● **What is asked**: Please output every line of the material as it stands, without the pictures.

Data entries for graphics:
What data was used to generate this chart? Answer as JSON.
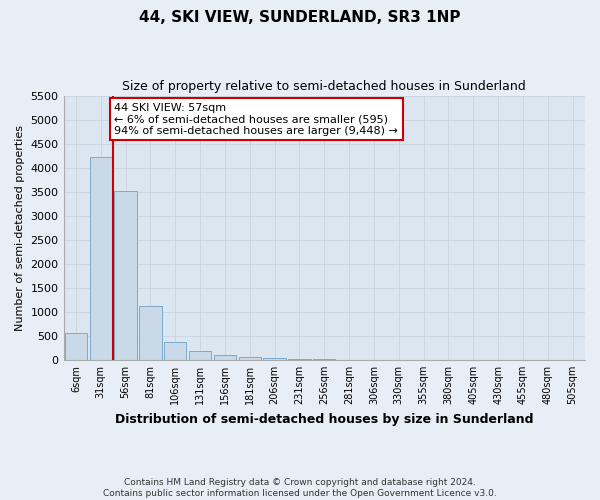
{
  "title": "44, SKI VIEW, SUNDERLAND, SR3 1NP",
  "subtitle": "Size of property relative to semi-detached houses in Sunderland",
  "xlabel": "Distribution of semi-detached houses by size in Sunderland",
  "ylabel": "Number of semi-detached properties",
  "footer": "Contains HM Land Registry data © Crown copyright and database right 2024.\nContains public sector information licensed under the Open Government Licence v3.0.",
  "annotation_line1": "44 SKI VIEW: 57sqm",
  "annotation_line2": "← 6% of semi-detached houses are smaller (595)",
  "annotation_line3": "94% of semi-detached houses are larger (9,448) →",
  "property_size_bin": 2,
  "ylim": [
    0,
    5500
  ],
  "bar_color": "#c9d9e8",
  "bar_edge_color": "#7ca9cc",
  "marker_color": "#cc0000",
  "categories": [
    "6sqm",
    "31sqm",
    "56sqm",
    "81sqm",
    "106sqm",
    "131sqm",
    "156sqm",
    "181sqm",
    "206sqm",
    "231sqm",
    "256sqm",
    "281sqm",
    "306sqm",
    "330sqm",
    "355sqm",
    "380sqm",
    "405sqm",
    "430sqm",
    "455sqm",
    "480sqm",
    "505sqm"
  ],
  "values": [
    570,
    4230,
    3510,
    1130,
    380,
    180,
    100,
    70,
    50,
    30,
    15,
    5,
    0,
    0,
    0,
    0,
    0,
    0,
    0,
    0,
    0
  ],
  "background_color": "#e8eef5",
  "grid_color": "#c8d4e0",
  "plot_bg_color": "#dce6f0"
}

● **Completed exercise**:
What data was used to generate this chart? Answer as JSON.
{
  "title": "44, SKI VIEW, SUNDERLAND, SR3 1NP",
  "subtitle": "Size of property relative to semi-detached houses in Sunderland",
  "xlabel": "Distribution of semi-detached houses by size in Sunderland",
  "ylabel": "Number of semi-detached properties",
  "footer": "Contains HM Land Registry data © Crown copyright and database right 2024.\nContains public sector information licensed under the Open Government Licence v3.0.",
  "annotation_line1": "44 SKI VIEW: 57sqm",
  "annotation_line2": "← 6% of semi-detached houses are smaller (595)",
  "annotation_line3": "94% of semi-detached houses are larger (9,448) →",
  "property_size_bin": 2,
  "ylim": [
    0,
    5500
  ],
  "bar_color": "#c9d9e8",
  "bar_edge_color": "#7ca9cc",
  "marker_color": "#cc0000",
  "categories": [
    "6sqm",
    "31sqm",
    "56sqm",
    "81sqm",
    "106sqm",
    "131sqm",
    "156sqm",
    "181sqm",
    "206sqm",
    "231sqm",
    "256sqm",
    "281sqm",
    "306sqm",
    "330sqm",
    "355sqm",
    "380sqm",
    "405sqm",
    "430sqm",
    "455sqm",
    "480sqm",
    "505sqm"
  ],
  "values": [
    570,
    4230,
    3510,
    1130,
    380,
    180,
    100,
    70,
    50,
    30,
    15,
    5,
    0,
    0,
    0,
    0,
    0,
    0,
    0,
    0,
    0
  ],
  "background_color": "#e8eef5",
  "grid_color": "#c8d4e0",
  "plot_bg_color": "#dce6f0"
}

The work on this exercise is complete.